## Start
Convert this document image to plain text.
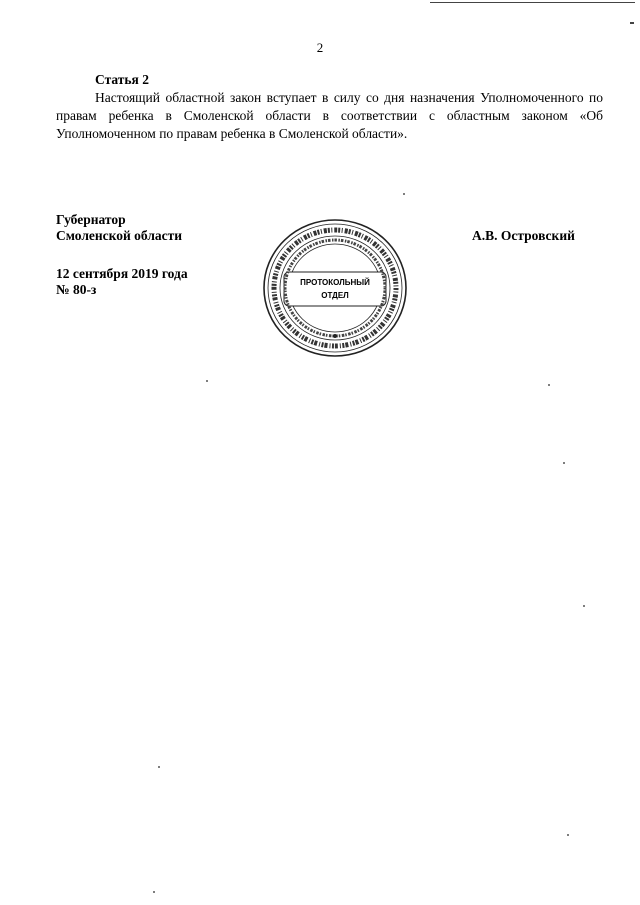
2
Статья 2

Настоящий областной закон вступает в силу со дня назначения Уполномоченного по правам ребенка в Смоленской области в соответствии с областным законом «Об Уполномоченном по правам ребенка в Смоленской области».

Губернатор
Смоленской области
12 сентября 2019 года
№ 80-з
А.В. Островский
ПРОТОКОЛЬНЫЙ
ОТДЕЛ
## End
## Written instruction
Gather all lines where the word "Смоленской" appears.

## Answer to the task
Настоящий областной закон вступает в силу со дня назначения Уполномоченного по правам ребенка в Смоленской области в соответствии с областным законом «Об Уполномоченном по правам ребенка в Смоленской области».
Смоленской области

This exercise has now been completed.